======== Information given ========

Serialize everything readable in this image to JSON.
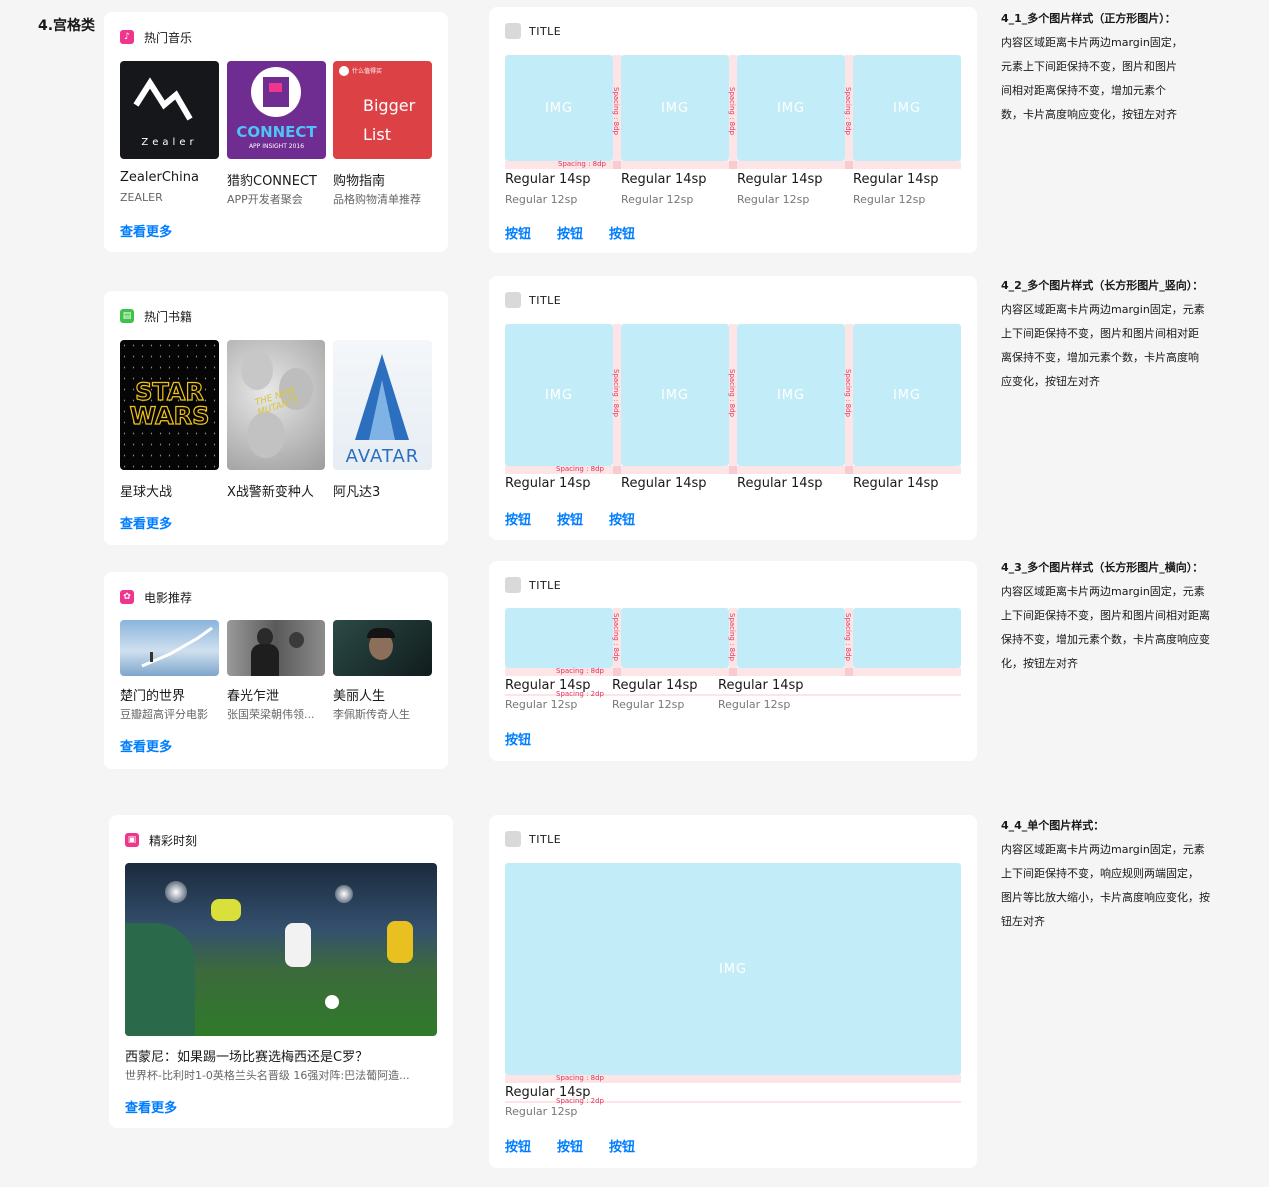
{
  "section_title": "4.宫格类",
  "music_card": {
    "title": "热门音乐",
    "items": [
      {
        "name": "ZealerChina",
        "sub": "ZEALER",
        "art": "Zealer"
      },
      {
        "name": "猎豹CONNECT",
        "sub": "APP开发者聚会",
        "art": "CONNECT",
        "art2": "APP INSIGHT 2016"
      },
      {
        "name": "购物指南",
        "sub": "品格购物清单推荐",
        "art": "Bigger List",
        "art_top": "什么值得买"
      }
    ],
    "more": "查看更多"
  },
  "book_card": {
    "title": "热门书籍",
    "items": [
      {
        "name": "星球大战",
        "art": "STAR WARS"
      },
      {
        "name": "X战警新变种人",
        "art": "THE NEW MUTANTS"
      },
      {
        "name": "阿凡达3",
        "art": "AVATAR"
      }
    ],
    "more": "查看更多"
  },
  "movie_card": {
    "title": "电影推荐",
    "items": [
      {
        "name": "楚门的世界",
        "sub": "豆瓣超高评分电影"
      },
      {
        "name": "春光乍泄",
        "sub": "张国荣梁朝伟领..."
      },
      {
        "name": "美丽人生",
        "sub": "李佩斯传奇人生"
      }
    ],
    "more": "查看更多"
  },
  "moment_card": {
    "title": "精彩时刻",
    "headline": "西蒙尼：如果踢一场比赛选梅西还是C罗？",
    "sub": "世界杯-比利时1-0英格兰头名晋级 16强对阵:巴法葡阿造...",
    "more": "查看更多"
  },
  "template": {
    "title": "TITLE",
    "img": "IMG",
    "regular14": "Regular 14sp",
    "regular12": "Regular 12sp",
    "spacing8": "Spacing : 8dp",
    "spacing2": "Spacing : 2dp",
    "button": "按钮"
  },
  "descriptions": [
    {
      "heading": "4_1_多个图片样式（正方形图片）：",
      "lines": [
        "内容区域距离卡片两边margin固定，",
        "元素上下间距保持不变，图片和图片",
        "间相对距离保持不变，增加元素个",
        "数，卡片高度响应变化，按钮左对齐"
      ]
    },
    {
      "heading": "4_2_多个图片样式（长方形图片_竖向）：",
      "lines": [
        "内容区域距离卡片两边margin固定，元素",
        "上下间距保持不变，图片和图片间相对距",
        "离保持不变，增加元素个数，卡片高度响",
        "应变化，按钮左对齐"
      ]
    },
    {
      "heading": "4_3_多个图片样式（长方形图片_横向）：",
      "lines": [
        "内容区域距离卡片两边margin固定，元素",
        "上下间距保持不变，图片和图片间相对距离",
        "保持不变，增加元素个数，卡片高度响应变",
        "化，按钮左对齐"
      ]
    },
    {
      "heading": "4_4_单个图片样式：",
      "lines": [
        "内容区域距离卡片两边margin固定，元素",
        "上下间距保持不变，响应规则两端固定，",
        "图片等比放大缩小，卡片高度响应变化，按",
        "钮左对齐"
      ]
    }
  ]
}
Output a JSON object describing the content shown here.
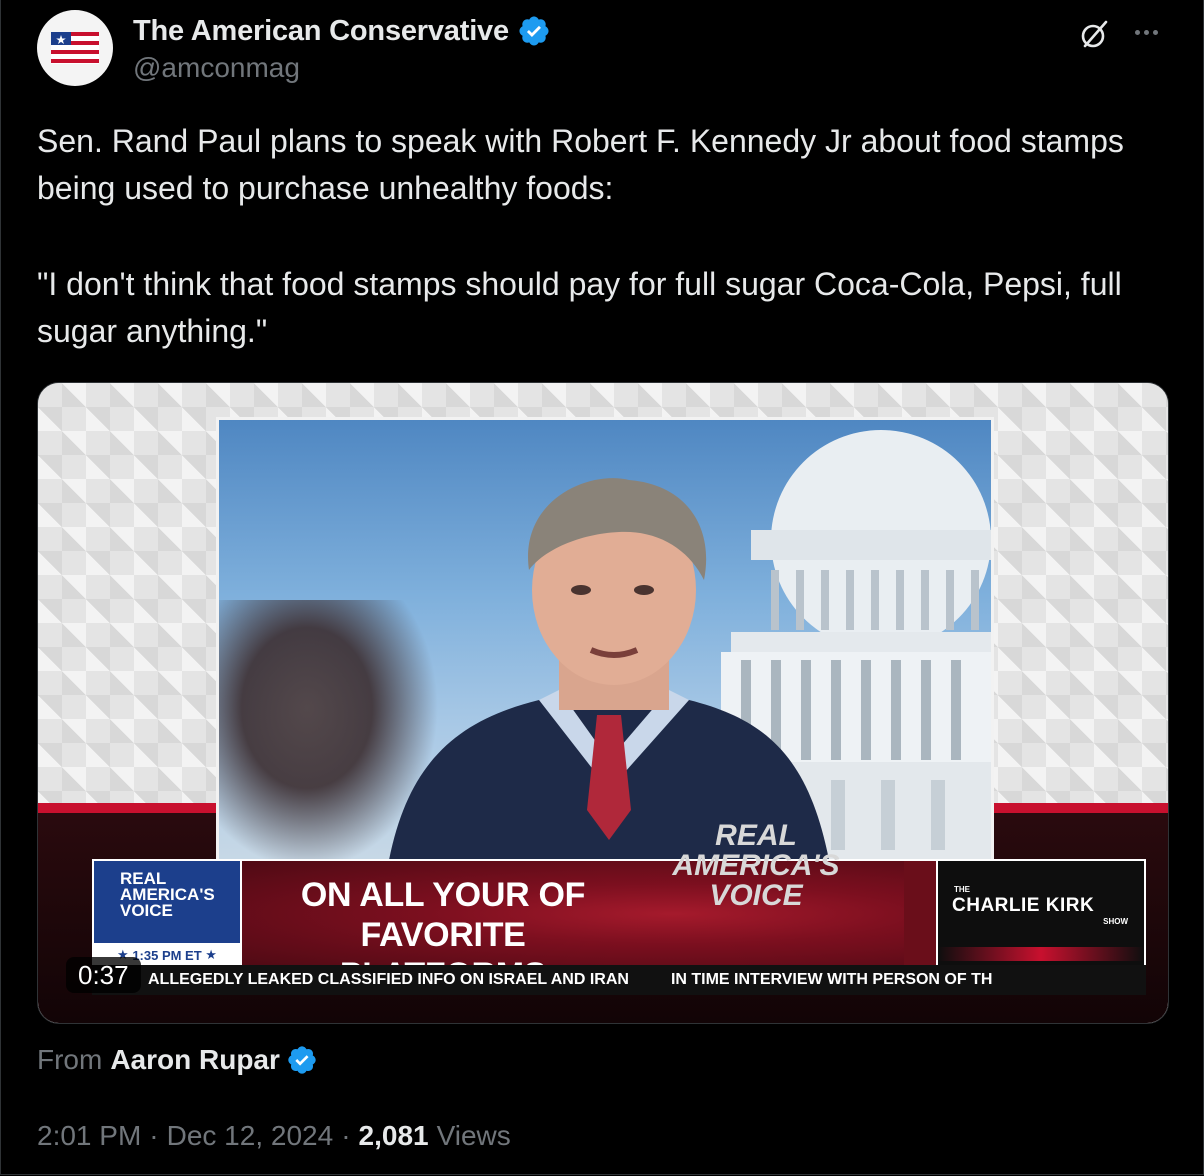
{
  "author": {
    "name": "The American Conservative",
    "handle": "@amconmag",
    "verified": true,
    "avatar_icon": "american-flag-logo"
  },
  "tweet": {
    "paragraphs": [
      "Sen. Rand Paul plans to speak with Robert F. Kennedy Jr about food stamps being used to purchase unhealthy foods:",
      "\"I don't think that food stamps should pay for full sugar Coca-Cola, Pepsi, full sugar anything.\""
    ]
  },
  "media": {
    "duration": "0:37",
    "lower_third": {
      "network_line1": "REAL",
      "network_line2": "AMERICA'S",
      "network_line3": "VOICE",
      "time": "1:35 PM ET",
      "message_line1": "ON ALL YOUR OF",
      "message_line2": "FAVORITE PLATFORMS",
      "logo_line1": "REAL",
      "logo_line2": "AMERICA'S",
      "logo_line3": "VOICE",
      "show_the": "THE",
      "show_name": "CHARLIE KIRK",
      "show_suffix": "SHOW"
    },
    "ticker": [
      "ALLEGEDLY LEAKED CLASSIFIED INFO ON ISRAEL AND IRAN",
      "IN TIME INTERVIEW WITH PERSON OF TH"
    ]
  },
  "source": {
    "from_label": "From",
    "name": "Aaron Rupar",
    "verified": true
  },
  "meta": {
    "time": "2:01 PM",
    "date": "Dec 12, 2024",
    "views_count": "2,081",
    "views_label": "Views"
  },
  "colors": {
    "background": "#000000",
    "verified_blue": "#1d9bf0",
    "secondary_text": "#71767b"
  }
}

========

To do: Pick each line holding the word "增加元素个数" out of the data and copy it.

Exercise output:
        "离保持不变，增加元素个数，卡片高度响",
        "保持不变，增加元素个数，卡片高度响应变",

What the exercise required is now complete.